* [Short task]: Return the lines from the start of the entries up to and including the line containing "error-bar-unlabeled [381,788,409,874]", reproducing each one character for character.
# START OF Input for this task
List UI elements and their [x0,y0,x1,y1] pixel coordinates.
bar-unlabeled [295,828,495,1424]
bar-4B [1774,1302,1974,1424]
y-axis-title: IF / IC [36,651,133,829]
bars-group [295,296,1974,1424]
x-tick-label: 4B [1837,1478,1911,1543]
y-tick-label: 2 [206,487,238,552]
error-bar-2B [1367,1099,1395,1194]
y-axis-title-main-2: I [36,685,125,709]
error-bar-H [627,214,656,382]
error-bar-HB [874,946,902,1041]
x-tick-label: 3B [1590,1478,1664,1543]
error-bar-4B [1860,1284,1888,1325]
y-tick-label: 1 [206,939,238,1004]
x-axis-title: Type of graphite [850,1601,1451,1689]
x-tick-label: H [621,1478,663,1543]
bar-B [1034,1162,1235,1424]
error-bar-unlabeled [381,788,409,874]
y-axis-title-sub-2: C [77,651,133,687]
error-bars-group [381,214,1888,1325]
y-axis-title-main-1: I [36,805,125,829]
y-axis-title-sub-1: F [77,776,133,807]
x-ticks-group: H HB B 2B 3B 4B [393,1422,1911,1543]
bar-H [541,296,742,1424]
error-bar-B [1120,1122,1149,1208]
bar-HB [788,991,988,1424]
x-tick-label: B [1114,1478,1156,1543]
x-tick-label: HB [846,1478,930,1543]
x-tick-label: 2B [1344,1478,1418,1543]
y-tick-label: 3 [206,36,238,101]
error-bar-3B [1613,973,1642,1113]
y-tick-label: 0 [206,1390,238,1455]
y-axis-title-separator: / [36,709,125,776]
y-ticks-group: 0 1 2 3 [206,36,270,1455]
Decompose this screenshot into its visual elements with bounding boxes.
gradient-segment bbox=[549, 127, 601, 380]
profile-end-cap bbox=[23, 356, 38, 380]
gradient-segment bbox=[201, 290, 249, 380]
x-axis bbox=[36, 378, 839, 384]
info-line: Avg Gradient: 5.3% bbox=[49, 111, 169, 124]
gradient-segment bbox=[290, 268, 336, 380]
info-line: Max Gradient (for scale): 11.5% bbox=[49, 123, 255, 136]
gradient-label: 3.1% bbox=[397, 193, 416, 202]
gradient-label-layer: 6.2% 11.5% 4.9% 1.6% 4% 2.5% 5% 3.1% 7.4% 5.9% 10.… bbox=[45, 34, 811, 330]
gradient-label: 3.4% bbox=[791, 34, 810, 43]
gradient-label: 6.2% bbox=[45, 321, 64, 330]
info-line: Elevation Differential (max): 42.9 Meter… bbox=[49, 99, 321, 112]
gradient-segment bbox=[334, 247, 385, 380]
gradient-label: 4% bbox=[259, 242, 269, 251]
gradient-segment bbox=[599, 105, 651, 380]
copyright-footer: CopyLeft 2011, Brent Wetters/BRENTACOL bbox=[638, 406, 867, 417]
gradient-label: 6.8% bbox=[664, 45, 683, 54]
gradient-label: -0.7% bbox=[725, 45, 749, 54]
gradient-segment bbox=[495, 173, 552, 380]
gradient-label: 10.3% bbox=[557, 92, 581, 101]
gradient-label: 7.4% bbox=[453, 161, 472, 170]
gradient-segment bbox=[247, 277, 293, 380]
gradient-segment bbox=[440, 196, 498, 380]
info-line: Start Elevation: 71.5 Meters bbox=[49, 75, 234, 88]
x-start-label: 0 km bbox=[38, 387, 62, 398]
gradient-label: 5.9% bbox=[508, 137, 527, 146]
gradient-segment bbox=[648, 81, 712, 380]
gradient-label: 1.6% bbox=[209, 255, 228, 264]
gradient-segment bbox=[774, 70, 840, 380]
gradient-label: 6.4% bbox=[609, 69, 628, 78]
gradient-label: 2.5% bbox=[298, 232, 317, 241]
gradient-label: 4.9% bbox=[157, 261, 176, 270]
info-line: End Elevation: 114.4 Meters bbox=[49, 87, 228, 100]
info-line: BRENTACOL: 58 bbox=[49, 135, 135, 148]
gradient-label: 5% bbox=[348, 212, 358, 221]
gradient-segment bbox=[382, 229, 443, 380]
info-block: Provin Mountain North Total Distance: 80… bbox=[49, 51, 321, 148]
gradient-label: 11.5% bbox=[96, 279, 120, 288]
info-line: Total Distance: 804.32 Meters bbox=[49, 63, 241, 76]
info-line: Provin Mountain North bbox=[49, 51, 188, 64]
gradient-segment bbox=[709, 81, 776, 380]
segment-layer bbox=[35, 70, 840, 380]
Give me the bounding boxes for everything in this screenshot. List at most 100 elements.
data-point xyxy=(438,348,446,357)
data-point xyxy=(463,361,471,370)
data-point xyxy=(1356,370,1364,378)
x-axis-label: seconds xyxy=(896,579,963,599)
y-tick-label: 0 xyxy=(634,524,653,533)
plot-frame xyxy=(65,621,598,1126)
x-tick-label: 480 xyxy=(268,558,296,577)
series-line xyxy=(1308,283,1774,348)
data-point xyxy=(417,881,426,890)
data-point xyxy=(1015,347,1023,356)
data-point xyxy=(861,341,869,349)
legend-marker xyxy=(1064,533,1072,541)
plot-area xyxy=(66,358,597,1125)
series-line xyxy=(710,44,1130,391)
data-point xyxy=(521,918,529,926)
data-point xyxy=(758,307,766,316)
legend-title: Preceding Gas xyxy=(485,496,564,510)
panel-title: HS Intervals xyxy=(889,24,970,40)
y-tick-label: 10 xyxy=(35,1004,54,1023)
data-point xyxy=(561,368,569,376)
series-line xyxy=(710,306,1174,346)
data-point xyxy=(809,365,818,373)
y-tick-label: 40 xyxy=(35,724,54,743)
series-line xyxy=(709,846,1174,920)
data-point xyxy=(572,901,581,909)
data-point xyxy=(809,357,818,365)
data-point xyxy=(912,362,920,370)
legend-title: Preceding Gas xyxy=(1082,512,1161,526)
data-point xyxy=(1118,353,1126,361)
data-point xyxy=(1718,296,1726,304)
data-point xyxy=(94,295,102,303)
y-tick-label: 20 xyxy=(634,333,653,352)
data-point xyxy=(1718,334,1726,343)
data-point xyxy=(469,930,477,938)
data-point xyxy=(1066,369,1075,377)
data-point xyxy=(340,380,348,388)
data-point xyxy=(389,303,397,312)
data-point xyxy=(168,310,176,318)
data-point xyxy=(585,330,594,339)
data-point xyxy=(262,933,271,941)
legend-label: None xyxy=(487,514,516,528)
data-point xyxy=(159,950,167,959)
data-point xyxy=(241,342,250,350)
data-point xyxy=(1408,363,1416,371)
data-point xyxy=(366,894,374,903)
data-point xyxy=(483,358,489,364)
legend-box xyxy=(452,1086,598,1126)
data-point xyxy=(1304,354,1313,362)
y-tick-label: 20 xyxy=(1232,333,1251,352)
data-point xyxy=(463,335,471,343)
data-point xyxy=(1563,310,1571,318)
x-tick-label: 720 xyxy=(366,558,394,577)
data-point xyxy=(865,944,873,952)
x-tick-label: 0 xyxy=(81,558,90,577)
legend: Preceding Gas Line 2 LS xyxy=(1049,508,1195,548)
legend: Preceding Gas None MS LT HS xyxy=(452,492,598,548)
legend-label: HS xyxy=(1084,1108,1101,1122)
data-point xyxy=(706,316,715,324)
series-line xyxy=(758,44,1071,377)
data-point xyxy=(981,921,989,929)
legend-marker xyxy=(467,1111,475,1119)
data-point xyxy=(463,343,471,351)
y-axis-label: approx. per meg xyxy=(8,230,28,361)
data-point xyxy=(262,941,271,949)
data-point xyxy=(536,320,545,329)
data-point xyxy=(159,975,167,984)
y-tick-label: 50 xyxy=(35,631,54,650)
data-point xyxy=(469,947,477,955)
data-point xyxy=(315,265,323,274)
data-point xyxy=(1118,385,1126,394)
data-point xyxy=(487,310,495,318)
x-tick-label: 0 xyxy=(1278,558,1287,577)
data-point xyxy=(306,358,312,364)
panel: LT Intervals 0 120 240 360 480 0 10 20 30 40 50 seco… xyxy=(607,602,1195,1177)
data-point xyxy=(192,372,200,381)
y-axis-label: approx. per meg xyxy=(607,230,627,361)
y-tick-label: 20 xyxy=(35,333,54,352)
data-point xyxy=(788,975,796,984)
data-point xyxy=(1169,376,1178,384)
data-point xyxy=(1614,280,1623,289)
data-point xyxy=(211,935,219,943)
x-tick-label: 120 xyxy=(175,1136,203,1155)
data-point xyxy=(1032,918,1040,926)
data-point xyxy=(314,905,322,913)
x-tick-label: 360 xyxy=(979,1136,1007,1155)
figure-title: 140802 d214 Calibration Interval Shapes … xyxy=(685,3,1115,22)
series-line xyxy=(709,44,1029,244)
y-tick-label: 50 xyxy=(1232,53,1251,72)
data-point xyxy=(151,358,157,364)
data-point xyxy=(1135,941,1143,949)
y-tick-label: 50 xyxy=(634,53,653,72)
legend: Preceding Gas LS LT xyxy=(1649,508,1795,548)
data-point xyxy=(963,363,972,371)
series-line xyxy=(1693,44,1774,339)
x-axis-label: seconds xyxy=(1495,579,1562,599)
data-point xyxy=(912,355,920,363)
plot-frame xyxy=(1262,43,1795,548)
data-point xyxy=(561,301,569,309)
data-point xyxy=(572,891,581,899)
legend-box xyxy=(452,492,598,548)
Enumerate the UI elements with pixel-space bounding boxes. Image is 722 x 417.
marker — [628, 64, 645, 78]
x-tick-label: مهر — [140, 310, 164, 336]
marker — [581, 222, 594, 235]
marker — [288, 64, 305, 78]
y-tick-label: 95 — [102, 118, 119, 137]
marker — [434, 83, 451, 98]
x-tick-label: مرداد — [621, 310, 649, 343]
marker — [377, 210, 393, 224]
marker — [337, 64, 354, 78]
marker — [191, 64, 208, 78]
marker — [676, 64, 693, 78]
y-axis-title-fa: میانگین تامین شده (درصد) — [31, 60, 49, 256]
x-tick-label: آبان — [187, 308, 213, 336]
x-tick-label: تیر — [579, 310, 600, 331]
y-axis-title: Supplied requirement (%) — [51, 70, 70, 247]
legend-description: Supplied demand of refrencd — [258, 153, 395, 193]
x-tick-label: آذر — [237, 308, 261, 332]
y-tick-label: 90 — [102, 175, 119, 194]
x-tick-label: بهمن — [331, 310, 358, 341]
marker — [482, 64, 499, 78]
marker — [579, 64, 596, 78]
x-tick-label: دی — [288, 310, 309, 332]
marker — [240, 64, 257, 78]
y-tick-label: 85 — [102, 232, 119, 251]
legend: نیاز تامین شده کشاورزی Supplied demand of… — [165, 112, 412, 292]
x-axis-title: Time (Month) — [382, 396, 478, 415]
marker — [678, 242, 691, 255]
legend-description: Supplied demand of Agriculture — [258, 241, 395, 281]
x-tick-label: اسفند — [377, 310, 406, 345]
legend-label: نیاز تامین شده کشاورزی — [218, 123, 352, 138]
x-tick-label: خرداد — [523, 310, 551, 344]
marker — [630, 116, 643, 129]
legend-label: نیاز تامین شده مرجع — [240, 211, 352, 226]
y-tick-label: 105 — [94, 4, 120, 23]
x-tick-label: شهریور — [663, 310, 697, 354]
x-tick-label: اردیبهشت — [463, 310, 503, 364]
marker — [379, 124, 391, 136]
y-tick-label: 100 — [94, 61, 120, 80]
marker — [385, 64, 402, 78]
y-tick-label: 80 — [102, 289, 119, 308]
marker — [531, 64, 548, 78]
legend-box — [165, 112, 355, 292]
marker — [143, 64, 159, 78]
# END OF Input for this task
* [Problem solution]:
List UI elements and their [x0,y0,x1,y1] pixel coordinates.
bar-unlabeled [295,828,495,1424]
bar-4B [1774,1302,1974,1424]
y-axis-title: IF / IC [36,651,133,829]
bars-group [295,296,1974,1424]
x-tick-label: 4B [1837,1478,1911,1543]
y-tick-label: 2 [206,487,238,552]
error-bar-2B [1367,1099,1395,1194]
y-axis-title-main-2: I [36,685,125,709]
error-bar-H [627,214,656,382]
error-bar-HB [874,946,902,1041]
x-tick-label: 3B [1590,1478,1664,1543]
error-bar-4B [1860,1284,1888,1325]
y-tick-label: 1 [206,939,238,1004]
x-axis-title: Type of graphite [850,1601,1451,1689]
x-tick-label: H [621,1478,663,1543]
bar-B [1034,1162,1235,1424]
error-bar-unlabeled [381,788,409,874]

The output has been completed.